→ Task objective
Reproduce the records below in their entirety, character for character.

########################################

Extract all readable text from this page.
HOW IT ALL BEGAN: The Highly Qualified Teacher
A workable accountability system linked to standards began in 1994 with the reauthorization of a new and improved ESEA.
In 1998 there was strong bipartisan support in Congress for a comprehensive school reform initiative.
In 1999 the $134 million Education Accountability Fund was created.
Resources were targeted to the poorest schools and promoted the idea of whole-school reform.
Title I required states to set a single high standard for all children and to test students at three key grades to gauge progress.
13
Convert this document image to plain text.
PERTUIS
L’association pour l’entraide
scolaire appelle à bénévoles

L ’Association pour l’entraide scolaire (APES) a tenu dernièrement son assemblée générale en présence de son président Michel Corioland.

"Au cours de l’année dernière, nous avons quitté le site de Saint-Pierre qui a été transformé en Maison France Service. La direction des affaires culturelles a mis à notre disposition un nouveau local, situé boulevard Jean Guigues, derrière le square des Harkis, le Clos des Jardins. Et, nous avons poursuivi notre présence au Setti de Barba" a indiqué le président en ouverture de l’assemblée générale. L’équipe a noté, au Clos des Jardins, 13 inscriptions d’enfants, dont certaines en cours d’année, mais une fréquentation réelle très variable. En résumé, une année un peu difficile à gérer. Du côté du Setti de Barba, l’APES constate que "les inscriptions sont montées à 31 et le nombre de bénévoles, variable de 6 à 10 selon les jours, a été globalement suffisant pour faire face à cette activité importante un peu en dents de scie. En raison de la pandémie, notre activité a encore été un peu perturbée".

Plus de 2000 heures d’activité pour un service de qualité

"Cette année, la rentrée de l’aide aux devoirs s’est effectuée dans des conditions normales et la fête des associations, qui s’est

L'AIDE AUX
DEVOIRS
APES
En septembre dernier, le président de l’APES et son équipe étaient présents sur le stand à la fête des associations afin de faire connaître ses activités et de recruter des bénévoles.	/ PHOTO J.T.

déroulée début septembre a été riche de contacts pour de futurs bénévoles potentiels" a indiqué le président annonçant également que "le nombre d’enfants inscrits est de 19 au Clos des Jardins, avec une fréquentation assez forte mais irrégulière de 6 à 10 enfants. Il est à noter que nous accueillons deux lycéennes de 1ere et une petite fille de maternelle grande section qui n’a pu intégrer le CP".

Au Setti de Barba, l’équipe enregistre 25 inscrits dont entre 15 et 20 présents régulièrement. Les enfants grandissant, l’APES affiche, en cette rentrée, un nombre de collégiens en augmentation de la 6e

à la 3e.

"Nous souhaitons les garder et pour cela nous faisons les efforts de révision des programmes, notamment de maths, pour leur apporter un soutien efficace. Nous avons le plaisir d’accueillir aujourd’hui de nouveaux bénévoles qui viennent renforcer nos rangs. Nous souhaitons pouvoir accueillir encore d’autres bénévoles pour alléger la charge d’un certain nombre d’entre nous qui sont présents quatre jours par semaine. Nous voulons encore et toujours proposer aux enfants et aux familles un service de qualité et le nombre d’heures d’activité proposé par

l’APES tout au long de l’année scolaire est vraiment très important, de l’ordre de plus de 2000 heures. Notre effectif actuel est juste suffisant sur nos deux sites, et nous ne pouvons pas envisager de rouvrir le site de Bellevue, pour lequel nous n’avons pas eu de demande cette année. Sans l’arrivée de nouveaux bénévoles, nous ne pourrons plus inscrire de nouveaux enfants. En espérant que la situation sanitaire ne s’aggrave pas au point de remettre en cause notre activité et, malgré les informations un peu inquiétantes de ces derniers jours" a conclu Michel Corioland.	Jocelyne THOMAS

########################################

→ In response
Extract all readable text from this page.
HOW IT ALL BEGAN: The Highly Qualified Teacher
A workable accountability system linked to standards began in 1994 with the reauthorization of a new and improved ESEA.
In 1998 there was strong bipartisan support in Congress for a comprehensive school reform initiative.
In 1999 the $134 million Education Accountability Fund was created.
Resources were targeted to the poorest schools and promoted the idea of whole-school reform.
Title I required states to set a single high standard for all children and to test students at three key grades to gauge progress.
13
Convert this document image to plain text.
PERTUIS
L’association pour l’entraide
scolaire appelle à bénévoles

L ’Association pour l’entraide scolaire (APES) a tenu dernièrement son assemblée générale en présence de son président Michel Corioland.

"Au cours de l’année dernière, nous avons quitté le site de Saint-Pierre qui a été transformé en Maison France Service. La direction des affaires culturelles a mis à notre disposition un nouveau local, situé boulevard Jean Guigues, derrière le square des Harkis, le Clos des Jardins. Et, nous avons poursuivi notre présence au Setti de Barba" a indiqué le président en ouverture de l’assemblée générale. L’équipe a noté, au Clos des Jardins, 13 inscriptions d’enfants, dont certaines en cours d’année, mais une fréquentation réelle très variable. En résumé, une année un peu difficile à gérer. Du côté du Setti de Barba, l’APES constate que "les inscriptions sont montées à 31 et le nombre de bénévoles, variable de 6 à 10 selon les jours, a été globalement suffisant pour faire face à cette activité importante un peu en dents de scie. En raison de la pandémie, notre activité a encore été un peu perturbée".

Plus de 2000 heures d’activité pour un service de qualité

"Cette année, la rentrée de l’aide aux devoirs s’est effectuée dans des conditions normales et la fête des associations, qui s’est

L'AIDE AUX
DEVOIRS
APES
En septembre dernier, le président de l’APES et son équipe étaient présents sur le stand à la fête des associations afin de faire connaître ses activités et de recruter des bénévoles.	/ PHOTO J.T.

déroulée début septembre a été riche de contacts pour de futurs bénévoles potentiels" a indiqué le président annonçant également que "le nombre d’enfants inscrits est de 19 au Clos des Jardins, avec une fréquentation assez forte mais irrégulière de 6 à 10 enfants. Il est à noter que nous accueillons deux lycéennes de 1ere et une petite fille de maternelle grande section qui n’a pu intégrer le CP".

Au Setti de Barba, l’équipe enregistre 25 inscrits dont entre 15 et 20 présents régulièrement. Les enfants grandissant, l’APES affiche, en cette rentrée, un nombre de collégiens en augmentation de la 6e

à la 3e.

"Nous souhaitons les garder et pour cela nous faisons les efforts de révision des programmes, notamment de maths, pour leur apporter un soutien efficace. Nous avons le plaisir d’accueillir aujourd’hui de nouveaux bénévoles qui viennent renforcer nos rangs. Nous souhaitons pouvoir accueillir encore d’autres bénévoles pour alléger la charge d’un certain nombre d’entre nous qui sont présents quatre jours par semaine. Nous voulons encore et toujours proposer aux enfants et aux familles un service de qualité et le nombre d’heures d’activité proposé par

l’APES tout au long de l’année scolaire est vraiment très important, de l’ordre de plus de 2000 heures. Notre effectif actuel est juste suffisant sur nos deux sites, et nous ne pouvons pas envisager de rouvrir le site de Bellevue, pour lequel nous n’avons pas eu de demande cette année. Sans l’arrivée de nouveaux bénévoles, nous ne pourrons plus inscrire de nouveaux enfants. En espérant que la situation sanitaire ne s’aggrave pas au point de remettre en cause notre activité et, malgré les informations un peu inquiétantes de ces derniers jours" a conclu Michel Corioland.	Jocelyne THOMAS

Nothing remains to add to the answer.